YOUR TASK: Locate every line in the records below that holds the word "content" and return each one.

MATERIAL FOR THE TASK:
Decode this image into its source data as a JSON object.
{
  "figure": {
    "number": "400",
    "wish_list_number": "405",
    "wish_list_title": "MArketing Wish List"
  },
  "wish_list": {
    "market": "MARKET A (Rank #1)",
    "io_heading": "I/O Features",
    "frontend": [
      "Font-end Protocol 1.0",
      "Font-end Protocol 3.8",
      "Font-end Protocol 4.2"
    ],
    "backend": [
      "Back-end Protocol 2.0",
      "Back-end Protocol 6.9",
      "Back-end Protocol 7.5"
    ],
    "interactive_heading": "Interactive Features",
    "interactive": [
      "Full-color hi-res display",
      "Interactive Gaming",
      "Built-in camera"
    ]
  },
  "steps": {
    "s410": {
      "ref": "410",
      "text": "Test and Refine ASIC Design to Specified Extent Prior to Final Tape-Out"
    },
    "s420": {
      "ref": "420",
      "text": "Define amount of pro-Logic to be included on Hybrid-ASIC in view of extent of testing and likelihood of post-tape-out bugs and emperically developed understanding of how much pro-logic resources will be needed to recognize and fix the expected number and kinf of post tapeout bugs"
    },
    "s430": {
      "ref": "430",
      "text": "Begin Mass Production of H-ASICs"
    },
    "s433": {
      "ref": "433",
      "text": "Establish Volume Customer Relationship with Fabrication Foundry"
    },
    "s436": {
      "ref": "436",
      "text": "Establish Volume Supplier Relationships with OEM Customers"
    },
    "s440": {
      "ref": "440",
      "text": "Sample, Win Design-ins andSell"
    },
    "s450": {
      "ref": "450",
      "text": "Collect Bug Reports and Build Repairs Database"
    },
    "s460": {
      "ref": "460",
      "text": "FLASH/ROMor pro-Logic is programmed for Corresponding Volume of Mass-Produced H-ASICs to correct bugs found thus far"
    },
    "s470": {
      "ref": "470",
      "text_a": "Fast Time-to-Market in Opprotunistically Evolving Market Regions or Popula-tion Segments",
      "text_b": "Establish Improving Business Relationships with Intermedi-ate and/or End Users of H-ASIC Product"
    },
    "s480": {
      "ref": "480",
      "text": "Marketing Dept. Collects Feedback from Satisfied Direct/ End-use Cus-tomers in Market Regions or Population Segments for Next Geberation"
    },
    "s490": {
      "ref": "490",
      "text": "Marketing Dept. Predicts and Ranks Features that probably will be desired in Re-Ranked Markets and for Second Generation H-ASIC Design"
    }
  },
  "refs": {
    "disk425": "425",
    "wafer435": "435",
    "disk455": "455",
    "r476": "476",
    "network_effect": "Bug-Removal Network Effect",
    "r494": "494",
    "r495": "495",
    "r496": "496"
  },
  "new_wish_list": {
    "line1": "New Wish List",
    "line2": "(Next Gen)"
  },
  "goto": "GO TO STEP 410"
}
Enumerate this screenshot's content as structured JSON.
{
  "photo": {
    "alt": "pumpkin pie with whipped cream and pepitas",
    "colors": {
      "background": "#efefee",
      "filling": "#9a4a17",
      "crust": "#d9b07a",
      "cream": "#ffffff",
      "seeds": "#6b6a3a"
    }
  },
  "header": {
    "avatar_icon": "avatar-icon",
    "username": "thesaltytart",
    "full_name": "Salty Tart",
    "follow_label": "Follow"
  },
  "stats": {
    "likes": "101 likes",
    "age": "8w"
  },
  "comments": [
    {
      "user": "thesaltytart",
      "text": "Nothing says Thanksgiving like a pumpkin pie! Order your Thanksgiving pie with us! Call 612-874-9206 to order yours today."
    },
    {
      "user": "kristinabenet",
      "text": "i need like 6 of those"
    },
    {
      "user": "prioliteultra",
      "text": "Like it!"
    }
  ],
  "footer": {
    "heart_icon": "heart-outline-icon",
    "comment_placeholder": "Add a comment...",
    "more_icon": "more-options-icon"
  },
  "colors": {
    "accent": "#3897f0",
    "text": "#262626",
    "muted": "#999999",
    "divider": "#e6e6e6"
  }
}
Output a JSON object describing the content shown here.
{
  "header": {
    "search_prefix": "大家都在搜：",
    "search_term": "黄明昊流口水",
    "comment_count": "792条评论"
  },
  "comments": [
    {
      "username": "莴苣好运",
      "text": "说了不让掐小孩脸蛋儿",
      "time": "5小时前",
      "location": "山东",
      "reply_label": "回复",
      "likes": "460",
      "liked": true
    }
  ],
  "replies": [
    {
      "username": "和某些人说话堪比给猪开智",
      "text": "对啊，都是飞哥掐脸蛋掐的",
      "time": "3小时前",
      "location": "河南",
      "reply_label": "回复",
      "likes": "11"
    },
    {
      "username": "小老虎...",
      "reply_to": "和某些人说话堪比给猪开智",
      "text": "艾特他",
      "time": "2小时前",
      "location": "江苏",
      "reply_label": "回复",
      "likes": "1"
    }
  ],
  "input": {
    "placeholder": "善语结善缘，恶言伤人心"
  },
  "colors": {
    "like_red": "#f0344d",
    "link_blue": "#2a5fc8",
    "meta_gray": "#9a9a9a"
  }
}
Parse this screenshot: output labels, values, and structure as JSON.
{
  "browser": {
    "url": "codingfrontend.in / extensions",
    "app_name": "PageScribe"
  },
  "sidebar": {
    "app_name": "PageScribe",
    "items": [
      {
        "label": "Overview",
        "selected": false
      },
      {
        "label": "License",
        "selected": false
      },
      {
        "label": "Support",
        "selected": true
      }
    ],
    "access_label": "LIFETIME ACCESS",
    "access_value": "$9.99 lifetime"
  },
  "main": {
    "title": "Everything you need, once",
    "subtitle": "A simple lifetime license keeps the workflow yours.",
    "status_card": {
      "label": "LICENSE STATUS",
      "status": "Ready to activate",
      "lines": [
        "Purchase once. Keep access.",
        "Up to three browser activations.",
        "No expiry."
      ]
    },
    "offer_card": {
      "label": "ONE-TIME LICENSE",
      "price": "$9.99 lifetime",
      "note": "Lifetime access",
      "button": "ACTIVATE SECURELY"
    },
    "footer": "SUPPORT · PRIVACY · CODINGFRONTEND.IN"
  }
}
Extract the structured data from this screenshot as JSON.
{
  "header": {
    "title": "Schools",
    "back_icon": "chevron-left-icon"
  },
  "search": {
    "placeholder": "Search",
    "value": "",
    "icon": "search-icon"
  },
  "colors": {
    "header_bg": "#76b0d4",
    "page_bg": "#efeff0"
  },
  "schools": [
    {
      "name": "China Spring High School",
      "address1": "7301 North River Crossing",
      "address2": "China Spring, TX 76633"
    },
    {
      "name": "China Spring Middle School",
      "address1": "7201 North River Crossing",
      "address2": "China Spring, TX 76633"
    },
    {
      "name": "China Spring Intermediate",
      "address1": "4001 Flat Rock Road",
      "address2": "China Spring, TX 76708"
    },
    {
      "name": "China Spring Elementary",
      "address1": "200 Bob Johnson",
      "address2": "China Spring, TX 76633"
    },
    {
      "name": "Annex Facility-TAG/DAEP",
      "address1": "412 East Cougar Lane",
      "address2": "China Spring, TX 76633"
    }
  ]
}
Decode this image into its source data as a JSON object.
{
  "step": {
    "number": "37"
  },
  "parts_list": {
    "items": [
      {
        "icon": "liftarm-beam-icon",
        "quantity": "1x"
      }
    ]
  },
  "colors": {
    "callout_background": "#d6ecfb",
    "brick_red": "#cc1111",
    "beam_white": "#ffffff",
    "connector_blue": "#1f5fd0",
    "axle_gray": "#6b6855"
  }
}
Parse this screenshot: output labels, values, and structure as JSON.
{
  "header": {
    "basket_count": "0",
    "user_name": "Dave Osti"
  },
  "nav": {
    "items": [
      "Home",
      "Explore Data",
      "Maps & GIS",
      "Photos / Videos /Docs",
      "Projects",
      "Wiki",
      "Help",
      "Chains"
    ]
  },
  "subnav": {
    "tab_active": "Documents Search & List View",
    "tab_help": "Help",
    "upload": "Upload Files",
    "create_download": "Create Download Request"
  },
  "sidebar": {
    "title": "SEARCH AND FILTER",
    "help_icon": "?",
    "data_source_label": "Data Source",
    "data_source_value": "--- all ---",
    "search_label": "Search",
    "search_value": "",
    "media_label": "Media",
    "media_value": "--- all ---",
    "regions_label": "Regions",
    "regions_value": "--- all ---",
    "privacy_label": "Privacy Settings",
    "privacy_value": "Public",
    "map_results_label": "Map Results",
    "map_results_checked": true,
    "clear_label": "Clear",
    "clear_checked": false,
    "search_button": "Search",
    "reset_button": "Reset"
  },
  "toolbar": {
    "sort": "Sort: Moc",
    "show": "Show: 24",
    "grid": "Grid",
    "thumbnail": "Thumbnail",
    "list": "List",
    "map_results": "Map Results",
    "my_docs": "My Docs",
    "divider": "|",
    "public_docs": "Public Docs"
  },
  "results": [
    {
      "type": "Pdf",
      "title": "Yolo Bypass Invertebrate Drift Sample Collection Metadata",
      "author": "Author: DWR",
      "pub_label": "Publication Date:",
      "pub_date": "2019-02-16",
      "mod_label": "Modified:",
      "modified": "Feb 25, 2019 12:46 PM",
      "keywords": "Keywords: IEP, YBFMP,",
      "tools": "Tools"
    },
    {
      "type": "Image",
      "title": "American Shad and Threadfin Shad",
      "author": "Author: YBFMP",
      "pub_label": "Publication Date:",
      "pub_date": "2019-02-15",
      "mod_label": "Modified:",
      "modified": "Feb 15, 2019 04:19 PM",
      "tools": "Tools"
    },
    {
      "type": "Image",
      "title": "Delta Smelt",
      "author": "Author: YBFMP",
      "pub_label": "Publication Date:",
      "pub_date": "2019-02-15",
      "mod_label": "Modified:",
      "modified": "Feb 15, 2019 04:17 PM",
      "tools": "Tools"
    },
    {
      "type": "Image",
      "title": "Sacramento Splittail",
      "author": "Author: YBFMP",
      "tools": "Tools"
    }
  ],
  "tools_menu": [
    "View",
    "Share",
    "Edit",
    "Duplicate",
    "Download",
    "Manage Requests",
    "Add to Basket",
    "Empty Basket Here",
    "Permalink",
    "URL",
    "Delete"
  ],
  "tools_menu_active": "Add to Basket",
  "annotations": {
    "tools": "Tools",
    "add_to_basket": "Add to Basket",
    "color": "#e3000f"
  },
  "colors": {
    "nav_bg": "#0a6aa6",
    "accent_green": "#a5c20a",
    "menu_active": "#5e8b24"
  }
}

TASK ANSWER:
Enumerate this screenshot's content as structured JSON.
Output a JSON object describing the content shown here.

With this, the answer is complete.